:: Work to be completed ::
What follows is a set of entries. Give them again exactly, without the pictures.

:: Data provided ::
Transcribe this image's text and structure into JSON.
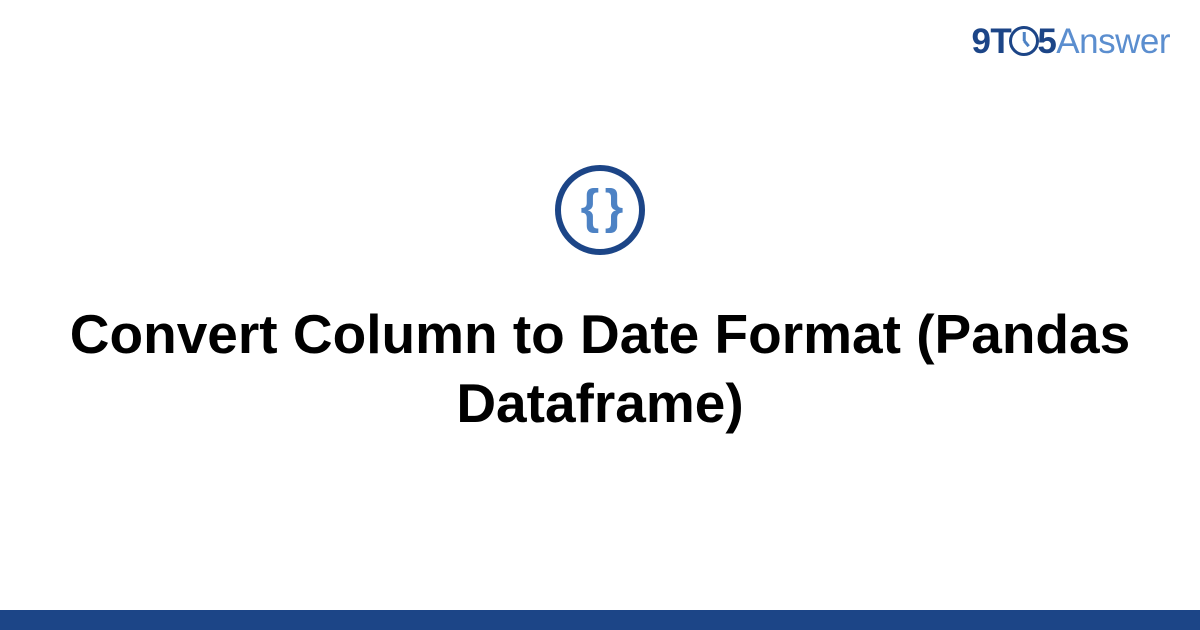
{
  "logo": {
    "nine": "9",
    "t": "T",
    "five": "5",
    "answer": "Answer"
  },
  "icon": {
    "braces": "{ }"
  },
  "title": "Convert Column to Date Format (Pandas Dataframe)"
}
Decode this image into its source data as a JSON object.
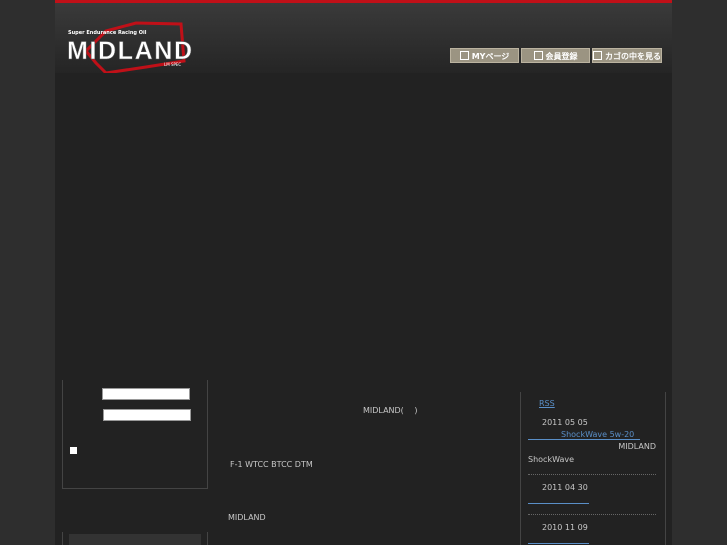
{
  "header": {
    "logo_tagline": "Super Endurance Racing Oil",
    "logo_text": "MIDLAND",
    "logo_sub": "LM SPEC",
    "buttons": [
      {
        "label": "MYページ",
        "icon": "m-icon"
      },
      {
        "label": "会員登録",
        "icon": "person-icon"
      },
      {
        "label": "カゴの中を見る",
        "icon": "cart-icon"
      }
    ]
  },
  "main": {
    "line1": "MIDLAND(　 )",
    "line2": "F-1 WTCC BTCC DTM",
    "line3": "MIDLAND"
  },
  "sidebar_right": {
    "rss": "RSS",
    "entries": [
      {
        "date": "2011 05 05",
        "link": "ShockWave 5w-20",
        "text1": "MIDLAND",
        "text2": "ShockWave"
      },
      {
        "date": "2011 04 30"
      },
      {
        "date": "2010 11 09"
      }
    ]
  },
  "colors": {
    "accent": "#c01018",
    "link": "#5a8fc8"
  }
}
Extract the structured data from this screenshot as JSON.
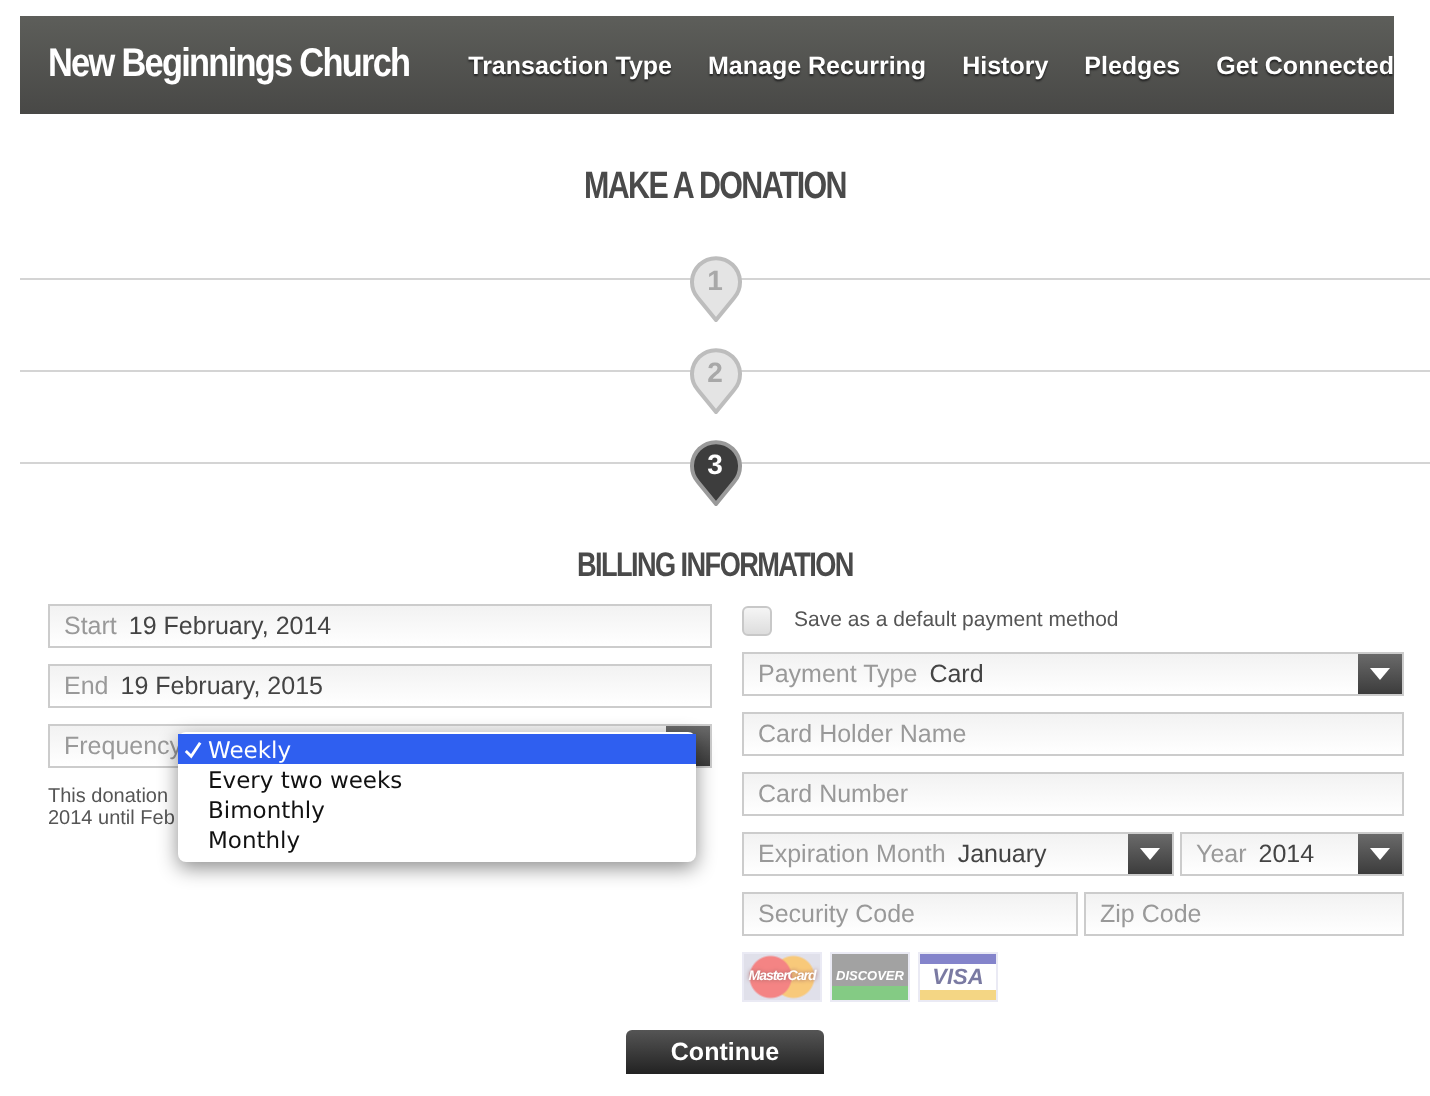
{
  "header": {
    "title": "New Beginnings Church",
    "nav": [
      {
        "label": "Transaction Type"
      },
      {
        "label": "Manage Recurring"
      },
      {
        "label": "History"
      },
      {
        "label": "Pledges"
      },
      {
        "label": "Get Connected"
      }
    ]
  },
  "page_title": "MAKE A DONATION",
  "steps": [
    {
      "number": "1",
      "selected": false
    },
    {
      "number": "2",
      "selected": false
    },
    {
      "number": "3",
      "selected": true
    }
  ],
  "section_title": "BILLING INFORMATION",
  "left_fields": [
    {
      "kind": "text",
      "label": "Start",
      "value": "19 February, 2014"
    },
    {
      "kind": "text",
      "label": "End",
      "value": "19 February, 2015"
    },
    {
      "kind": "select",
      "label": "Frequency"
    }
  ],
  "frequency_menu": [
    {
      "label": "Weekly",
      "selected": true
    },
    {
      "label": "Every two weeks",
      "selected": false
    },
    {
      "label": "Bimonthly",
      "selected": false
    },
    {
      "label": "Monthly",
      "selected": false
    }
  ],
  "note_lines": [
    "This donation",
    "2014 until Feb"
  ],
  "save_default": {
    "label": "Save as a default payment method",
    "checked": false
  },
  "payment_type": {
    "label": "Payment Type",
    "value": "Card"
  },
  "card_holder": {
    "placeholder": "Card Holder Name"
  },
  "card_number": {
    "placeholder": "Card Number"
  },
  "expiration_month": {
    "label": "Expiration Month",
    "value": "January"
  },
  "expiration_year": {
    "label": "Year",
    "value": "2014"
  },
  "security_code": {
    "placeholder": "Security Code"
  },
  "zip_code": {
    "placeholder": "Zip Code"
  },
  "card_logos": [
    {
      "kind": "mastercard",
      "label": "MasterCard"
    },
    {
      "kind": "discover",
      "label": "DISCOVER"
    },
    {
      "kind": "visa",
      "label": "VISA"
    }
  ],
  "continue_button": "Continue"
}
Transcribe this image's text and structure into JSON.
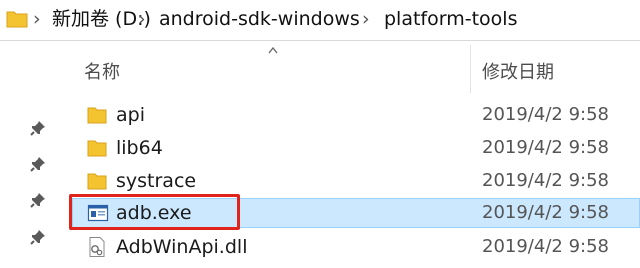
{
  "breadcrumb": {
    "parts": [
      "新加卷 (D:)",
      "android-sdk-windows",
      "platform-tools"
    ]
  },
  "columns": {
    "name": "名称",
    "date": "修改日期"
  },
  "files": [
    {
      "name": "api",
      "date": "2019/4/2 9:58",
      "type": "folder"
    },
    {
      "name": "lib64",
      "date": "2019/4/2 9:58",
      "type": "folder"
    },
    {
      "name": "systrace",
      "date": "2019/4/2 9:58",
      "type": "folder"
    },
    {
      "name": "adb.exe",
      "date": "2019/4/2 9:58",
      "type": "exe",
      "selected": true
    },
    {
      "name": "AdbWinApi.dll",
      "date": "2019/4/2 9:58",
      "type": "dll"
    }
  ],
  "colors": {
    "selection": "#cce8ff",
    "highlight_box": "#e0241b",
    "folder": "#f4c430"
  },
  "icons": [
    "folder-icon",
    "chevron-right-icon",
    "pin-icon",
    "sort-up-icon",
    "exe-icon",
    "dll-icon"
  ]
}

:: Response to this exercise ::
Transcribe this image's text and structure into JSON.
{
  "logo": {
    "nine": "9",
    "t": "T",
    "five": "5",
    "answer": "Answer"
  },
  "icon": {
    "braces": "{ }"
  },
  "title": "Convert Column to Date Format (Pandas Dataframe)"
}
Decode this image into its source data as a JSON object.
{
  "header": {
    "logo_tagline": "Super Endurance Racing Oil",
    "logo_text": "MIDLAND",
    "logo_sub": "LM SPEC",
    "buttons": [
      {
        "label": "MYページ",
        "icon": "m-icon"
      },
      {
        "label": "会員登録",
        "icon": "person-icon"
      },
      {
        "label": "カゴの中を見る",
        "icon": "cart-icon"
      }
    ]
  },
  "main": {
    "line1": "MIDLAND(　 )",
    "line2": "F-1 WTCC BTCC DTM",
    "line3": "MIDLAND"
  },
  "sidebar_right": {
    "rss": "RSS",
    "entries": [
      {
        "date": "2011 05 05",
        "link": "ShockWave 5w-20",
        "text1": "MIDLAND",
        "text2": "ShockWave"
      },
      {
        "date": "2011 04 30"
      },
      {
        "date": "2010 11 09"
      }
    ]
  },
  "colors": {
    "accent": "#c01018",
    "link": "#5a8fc8"
  }
}
Extract the structured data from this screenshot as JSON.
{
  "header": {
    "title": "New Beginnings Church",
    "nav": [
      {
        "label": "Transaction Type"
      },
      {
        "label": "Manage Recurring"
      },
      {
        "label": "History"
      },
      {
        "label": "Pledges"
      },
      {
        "label": "Get Connected"
      }
    ]
  },
  "page_title": "MAKE A DONATION",
  "steps": [
    {
      "number": "1",
      "selected": false
    },
    {
      "number": "2",
      "selected": false
    },
    {
      "number": "3",
      "selected": true
    }
  ],
  "section_title": "BILLING INFORMATION",
  "left_fields": [
    {
      "kind": "text",
      "label": "Start",
      "value": "19 February, 2014"
    },
    {
      "kind": "text",
      "label": "End",
      "value": "19 February, 2015"
    },
    {
      "kind": "select",
      "label": "Frequency"
    }
  ],
  "frequency_menu": [
    {
      "label": "Weekly",
      "selected": true
    },
    {
      "label": "Every two weeks",
      "selected": false
    },
    {
      "label": "Bimonthly",
      "selected": false
    },
    {
      "label": "Monthly",
      "selected": false
    }
  ],
  "note_lines": [
    "This donation",
    "2014 until Feb"
  ],
  "save_default": {
    "label": "Save as a default payment method",
    "checked": false
  },
  "payment_type": {
    "label": "Payment Type",
    "value": "Card"
  },
  "card_holder": {
    "placeholder": "Card Holder Name"
  },
  "card_number": {
    "placeholder": "Card Number"
  },
  "expiration_month": {
    "label": "Expiration Month",
    "value": "January"
  },
  "expiration_year": {
    "label": "Year",
    "value": "2014"
  },
  "security_code": {
    "placeholder": "Security Code"
  },
  "zip_code": {
    "placeholder": "Zip Code"
  },
  "card_logos": [
    {
      "kind": "mastercard",
      "label": "MasterCard"
    },
    {
      "kind": "discover",
      "label": "DISCOVER"
    },
    {
      "kind": "visa",
      "label": "VISA"
    }
  ],
  "continue_button": "Continue"
}
Transcribe this image's text and structure into JSON.
{
  "breadcrumb": {
    "parts": [
      "新加卷 (D:)",
      "android-sdk-windows",
      "platform-tools"
    ]
  },
  "columns": {
    "name": "名称",
    "date": "修改日期"
  },
  "files": [
    {
      "name": "api",
      "date": "2019/4/2 9:58",
      "type": "folder"
    },
    {
      "name": "lib64",
      "date": "2019/4/2 9:58",
      "type": "folder"
    },
    {
      "name": "systrace",
      "date": "2019/4/2 9:58",
      "type": "folder"
    },
    {
      "name": "adb.exe",
      "date": "2019/4/2 9:58",
      "type": "exe",
      "selected": true
    },
    {
      "name": "AdbWinApi.dll",
      "date": "2019/4/2 9:58",
      "type": "dll"
    }
  ],
  "colors": {
    "selection": "#cce8ff",
    "highlight_box": "#e0241b",
    "folder": "#f4c430"
  },
  "icons": [
    "folder-icon",
    "chevron-right-icon",
    "pin-icon",
    "sort-up-icon",
    "exe-icon",
    "dll-icon"
  ]
}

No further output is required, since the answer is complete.